Stored items
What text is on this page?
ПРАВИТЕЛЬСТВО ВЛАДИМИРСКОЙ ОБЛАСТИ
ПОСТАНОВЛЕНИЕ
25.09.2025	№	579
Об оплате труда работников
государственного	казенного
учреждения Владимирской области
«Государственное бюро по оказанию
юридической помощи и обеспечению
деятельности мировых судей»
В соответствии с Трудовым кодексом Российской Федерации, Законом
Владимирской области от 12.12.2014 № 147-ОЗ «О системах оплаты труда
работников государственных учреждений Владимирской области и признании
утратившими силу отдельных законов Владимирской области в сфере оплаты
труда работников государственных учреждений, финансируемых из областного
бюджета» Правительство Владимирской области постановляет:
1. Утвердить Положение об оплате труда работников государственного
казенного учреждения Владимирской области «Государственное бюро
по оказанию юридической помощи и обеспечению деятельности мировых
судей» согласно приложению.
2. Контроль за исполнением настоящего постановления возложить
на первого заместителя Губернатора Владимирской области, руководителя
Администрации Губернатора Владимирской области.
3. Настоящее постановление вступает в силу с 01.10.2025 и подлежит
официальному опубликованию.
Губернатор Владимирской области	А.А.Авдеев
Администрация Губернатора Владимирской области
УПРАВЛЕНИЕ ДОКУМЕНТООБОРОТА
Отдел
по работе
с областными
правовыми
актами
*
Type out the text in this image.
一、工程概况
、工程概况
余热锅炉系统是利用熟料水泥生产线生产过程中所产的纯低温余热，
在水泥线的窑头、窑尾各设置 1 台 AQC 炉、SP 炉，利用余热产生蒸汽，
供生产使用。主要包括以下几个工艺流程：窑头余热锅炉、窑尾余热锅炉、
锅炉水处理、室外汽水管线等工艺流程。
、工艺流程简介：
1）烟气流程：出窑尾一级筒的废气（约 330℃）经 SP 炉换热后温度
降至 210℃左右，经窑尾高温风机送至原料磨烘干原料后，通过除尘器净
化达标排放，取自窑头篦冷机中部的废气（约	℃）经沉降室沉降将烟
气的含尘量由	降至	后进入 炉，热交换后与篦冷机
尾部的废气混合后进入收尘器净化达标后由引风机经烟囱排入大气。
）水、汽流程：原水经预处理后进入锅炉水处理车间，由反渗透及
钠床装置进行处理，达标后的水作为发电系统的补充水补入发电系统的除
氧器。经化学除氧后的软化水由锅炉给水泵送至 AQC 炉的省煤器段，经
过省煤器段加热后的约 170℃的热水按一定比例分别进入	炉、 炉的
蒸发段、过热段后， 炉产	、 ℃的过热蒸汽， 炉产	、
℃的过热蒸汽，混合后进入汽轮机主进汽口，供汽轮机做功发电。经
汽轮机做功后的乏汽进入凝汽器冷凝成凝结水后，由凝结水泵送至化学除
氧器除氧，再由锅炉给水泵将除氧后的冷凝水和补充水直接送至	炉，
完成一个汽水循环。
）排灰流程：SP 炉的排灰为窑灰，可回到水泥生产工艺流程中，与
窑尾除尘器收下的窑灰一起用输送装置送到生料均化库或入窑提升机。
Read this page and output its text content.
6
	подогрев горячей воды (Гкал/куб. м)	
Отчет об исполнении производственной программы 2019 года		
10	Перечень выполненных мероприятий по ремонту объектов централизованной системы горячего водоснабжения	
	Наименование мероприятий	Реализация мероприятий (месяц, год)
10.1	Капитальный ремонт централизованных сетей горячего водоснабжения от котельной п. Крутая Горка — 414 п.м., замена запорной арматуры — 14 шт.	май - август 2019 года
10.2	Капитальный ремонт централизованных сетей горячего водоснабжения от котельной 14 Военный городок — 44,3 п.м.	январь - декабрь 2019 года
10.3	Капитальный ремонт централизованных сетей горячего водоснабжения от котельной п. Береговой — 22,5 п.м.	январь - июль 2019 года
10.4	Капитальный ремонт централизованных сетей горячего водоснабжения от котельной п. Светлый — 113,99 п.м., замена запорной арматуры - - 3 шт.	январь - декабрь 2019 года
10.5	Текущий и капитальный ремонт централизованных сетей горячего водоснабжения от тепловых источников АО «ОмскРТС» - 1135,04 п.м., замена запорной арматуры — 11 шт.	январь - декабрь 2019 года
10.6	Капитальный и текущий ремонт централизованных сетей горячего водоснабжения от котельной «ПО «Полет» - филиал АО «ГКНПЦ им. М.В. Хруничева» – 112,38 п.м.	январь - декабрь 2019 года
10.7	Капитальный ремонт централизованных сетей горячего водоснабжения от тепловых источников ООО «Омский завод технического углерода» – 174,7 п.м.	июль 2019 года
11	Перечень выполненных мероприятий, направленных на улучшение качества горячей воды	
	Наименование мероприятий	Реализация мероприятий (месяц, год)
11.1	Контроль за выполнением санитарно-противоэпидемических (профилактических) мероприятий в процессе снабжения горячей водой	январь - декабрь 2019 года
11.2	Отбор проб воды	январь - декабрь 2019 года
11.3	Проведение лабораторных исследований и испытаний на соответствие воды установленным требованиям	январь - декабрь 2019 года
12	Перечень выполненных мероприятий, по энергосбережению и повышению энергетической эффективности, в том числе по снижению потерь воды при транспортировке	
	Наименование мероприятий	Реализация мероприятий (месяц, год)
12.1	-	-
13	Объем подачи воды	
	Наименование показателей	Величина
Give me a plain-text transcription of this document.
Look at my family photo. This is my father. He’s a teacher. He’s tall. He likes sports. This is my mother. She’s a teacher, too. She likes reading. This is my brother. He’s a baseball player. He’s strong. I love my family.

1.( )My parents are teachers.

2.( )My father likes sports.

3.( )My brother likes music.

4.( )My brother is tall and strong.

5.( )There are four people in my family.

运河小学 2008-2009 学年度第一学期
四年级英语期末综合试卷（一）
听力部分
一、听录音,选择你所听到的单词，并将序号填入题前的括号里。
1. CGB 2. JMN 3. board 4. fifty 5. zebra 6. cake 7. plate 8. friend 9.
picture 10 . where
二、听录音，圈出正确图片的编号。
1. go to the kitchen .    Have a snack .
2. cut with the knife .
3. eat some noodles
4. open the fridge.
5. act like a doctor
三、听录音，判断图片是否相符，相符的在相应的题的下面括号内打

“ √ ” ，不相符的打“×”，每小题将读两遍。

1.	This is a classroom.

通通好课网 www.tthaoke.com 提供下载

__Short exercise__
Write an exact transcription of every entry above.

__Exercise output__
What text is on this page?
ПРАВИТЕЛЬСТВО ВЛАДИМИРСКОЙ ОБЛАСТИ
ПОСТАНОВЛЕНИЕ
25.09.2025	№	579
Об оплате труда работников
государственного	казенного
учреждения Владимирской области
«Государственное бюро по оказанию
юридической помощи и обеспечению
деятельности мировых судей»
В соответствии с Трудовым кодексом Российской Федерации, Законом
Владимирской области от 12.12.2014 № 147-ОЗ «О системах оплаты труда
работников государственных учреждений Владимирской области и признании
утратившими силу отдельных законов Владимирской области в сфере оплаты
труда работников государственных учреждений, финансируемых из областного
бюджета» Правительство Владимирской области постановляет:
1. Утвердить Положение об оплате труда работников государственного
казенного учреждения Владимирской области «Государственное бюро
по оказанию юридической помощи и обеспечению деятельности мировых
судей» согласно приложению.
2. Контроль за исполнением настоящего постановления возложить
на первого заместителя Губернатора Владимирской области, руководителя
Администрации Губернатора Владимирской области.
3. Настоящее постановление вступает в силу с 01.10.2025 и подлежит
официальному опубликованию.
Губернатор Владимирской области	А.А.Авдеев
Администрация Губернатора Владимирской области
УПРАВЛЕНИЕ ДОКУМЕНТООБОРОТА
Отдел
по работе
с областными
правовыми
актами
*
Type out the text in this image.
一、工程概况
、工程概况
余热锅炉系统是利用熟料水泥生产线生产过程中所产的纯低温余热，
在水泥线的窑头、窑尾各设置 1 台 AQC 炉、SP 炉，利用余热产生蒸汽，
供生产使用。主要包括以下几个工艺流程：窑头余热锅炉、窑尾余热锅炉、
锅炉水处理、室外汽水管线等工艺流程。
、工艺流程简介：
1）烟气流程：出窑尾一级筒的废气（约 330℃）经 SP 炉换热后温度
降至 210℃左右，经窑尾高温风机送至原料磨烘干原料后，通过除尘器净
化达标排放，取自窑头篦冷机中部的废气（约	℃）经沉降室沉降将烟
气的含尘量由	降至	后进入 炉，热交换后与篦冷机
尾部的废气混合后进入收尘器净化达标后由引风机经烟囱排入大气。
）水、汽流程：原水经预处理后进入锅炉水处理车间，由反渗透及
钠床装置进行处理，达标后的水作为发电系统的补充水补入发电系统的除
氧器。经化学除氧后的软化水由锅炉给水泵送至 AQC 炉的省煤器段，经
过省煤器段加热后的约 170℃的热水按一定比例分别进入	炉、 炉的
蒸发段、过热段后， 炉产	、 ℃的过热蒸汽， 炉产	、
℃的过热蒸汽，混合后进入汽轮机主进汽口，供汽轮机做功发电。经
汽轮机做功后的乏汽进入凝汽器冷凝成凝结水后，由凝结水泵送至化学除
氧器除氧，再由锅炉给水泵将除氧后的冷凝水和补充水直接送至	炉，
完成一个汽水循环。
）排灰流程：SP 炉的排灰为窑灰，可回到水泥生产工艺流程中，与
窑尾除尘器收下的窑灰一起用输送装置送到生料均化库或入窑提升机。
Read this page and output its text content.
6
	подогрев горячей воды (Гкал/куб. м)	
Отчет об исполнении производственной программы 2019 года		
10	Перечень выполненных мероприятий по ремонту объектов централизованной системы горячего водоснабжения	
	Наименование мероприятий	Реализация мероприятий (месяц, год)
10.1	Капитальный ремонт централизованных сетей горячего водоснабжения от котельной п. Крутая Горка — 414 п.м., замена запорной арматуры — 14 шт.	май - август 2019 года
10.2	Капитальный ремонт централизованных сетей горячего водоснабжения от котельной 14 Военный городок — 44,3 п.м.	январь - декабрь 2019 года
10.3	Капитальный ремонт централизованных сетей горячего водоснабжения от котельной п. Береговой — 22,5 п.м.	январь - июль 2019 года
10.4	Капитальный ремонт централизованных сетей горячего водоснабжения от котельной п. Светлый — 113,99 п.м., замена запорной арматуры - - 3 шт.	январь - декабрь 2019 года
10.5	Текущий и капитальный ремонт централизованных сетей горячего водоснабжения от тепловых источников АО «ОмскРТС» - 1135,04 п.м., замена запорной арматуры — 11 шт.	январь - декабрь 2019 года
10.6	Капитальный и текущий ремонт централизованных сетей горячего водоснабжения от котельной «ПО «Полет» - филиал АО «ГКНПЦ им. М.В. Хруничева» – 112,38 п.м.	январь - декабрь 2019 года
10.7	Капитальный ремонт централизованных сетей горячего водоснабжения от тепловых источников ООО «Омский завод технического углерода» – 174,7 п.м.	июль 2019 года
11	Перечень выполненных мероприятий, направленных на улучшение качества горячей воды	
	Наименование мероприятий	Реализация мероприятий (месяц, год)
11.1	Контроль за выполнением санитарно-противоэпидемических (профилактических) мероприятий в процессе снабжения горячей водой	январь - декабрь 2019 года
11.2	Отбор проб воды	январь - декабрь 2019 года
11.3	Проведение лабораторных исследований и испытаний на соответствие воды установленным требованиям	январь - декабрь 2019 года
12	Перечень выполненных мероприятий, по энергосбережению и повышению энергетической эффективности, в том числе по снижению потерь воды при транспортировке	
	Наименование мероприятий	Реализация мероприятий (месяц, год)
12.1	-	-
13	Объем подачи воды	
	Наименование показателей	Величина
Give me a plain-text transcription of this document.
Look at my family photo. This is my father. He’s a teacher. He’s tall. He likes sports. This is my mother. She’s a teacher, too. She likes reading. This is my brother. He’s a baseball player. He’s strong. I love my family.

1.( )My parents are teachers.

2.( )My father likes sports.

3.( )My brother likes music.

4.( )My brother is tall and strong.

5.( )There are four people in my family.

运河小学 2008-2009 学年度第一学期
四年级英语期末综合试卷（一）
听力部分
一、听录音,选择你所听到的单词，并将序号填入题前的括号里。
1. CGB 2. JMN 3. board 4. fifty 5. zebra 6. cake 7. plate 8. friend 9.
picture 10 . where
二、听录音，圈出正确图片的编号。
1. go to the kitchen .    Have a snack .
2. cut with the knife .
3. eat some noodles
4. open the fridge.
5. act like a doctor
三、听录音，判断图片是否相符，相符的在相应的题的下面括号内打

“ √ ” ，不相符的打“×”，每小题将读两遍。

1.	This is a classroom.

通通好课网 www.tthaoke.com 提供下载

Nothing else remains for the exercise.